**Problem requirements:**
Could you write out every record below exactly, leaving out any pictures?

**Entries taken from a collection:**

####################

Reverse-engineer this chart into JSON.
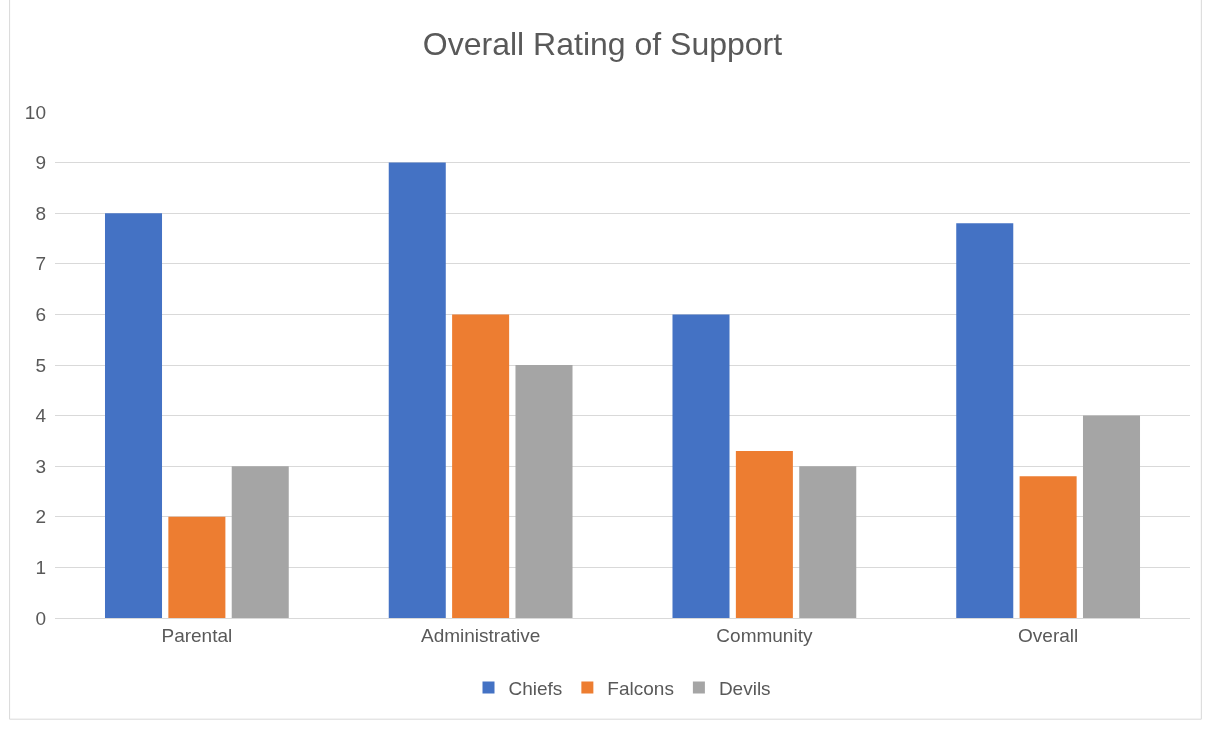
{
  "chart_data": {
    "type": "bar",
    "title": "Overall Rating of Support",
    "categories": [
      "Parental",
      "Administrative",
      "Community",
      "Overall"
    ],
    "series": [
      {
        "name": "Chiefs",
        "color": "#4472c4",
        "values": [
          8,
          9,
          6,
          7.8
        ]
      },
      {
        "name": "Falcons",
        "color": "#ed7d31",
        "values": [
          2,
          6,
          3.3,
          2.8
        ]
      },
      {
        "name": "Devils",
        "color": "#a5a5a5",
        "values": [
          3,
          5,
          3,
          4
        ]
      }
    ],
    "ylim": [
      0,
      10
    ],
    "yticks": [
      0,
      1,
      2,
      3,
      4,
      5,
      6,
      7,
      8,
      9,
      10
    ],
    "grid": "y",
    "legend": "bottom"
  }
}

####################

**Solved problem:**
Reverse-engineer this chart into JSON.
{
  "chart_data": {
    "type": "bar",
    "title": "Overall Rating of Support",
    "categories": [
      "Parental",
      "Administrative",
      "Community",
      "Overall"
    ],
    "series": [
      {
        "name": "Chiefs",
        "color": "#4472c4",
        "values": [
          8,
          9,
          6,
          7.8
        ]
      },
      {
        "name": "Falcons",
        "color": "#ed7d31",
        "values": [
          2,
          6,
          3.3,
          2.8
        ]
      },
      {
        "name": "Devils",
        "color": "#a5a5a5",
        "values": [
          3,
          5,
          3,
          4
        ]
      }
    ],
    "ylim": [
      0,
      10
    ],
    "yticks": [
      0,
      1,
      2,
      3,
      4,
      5,
      6,
      7,
      8,
      9,
      10
    ],
    "grid": "y",
    "legend": "bottom"
  }
}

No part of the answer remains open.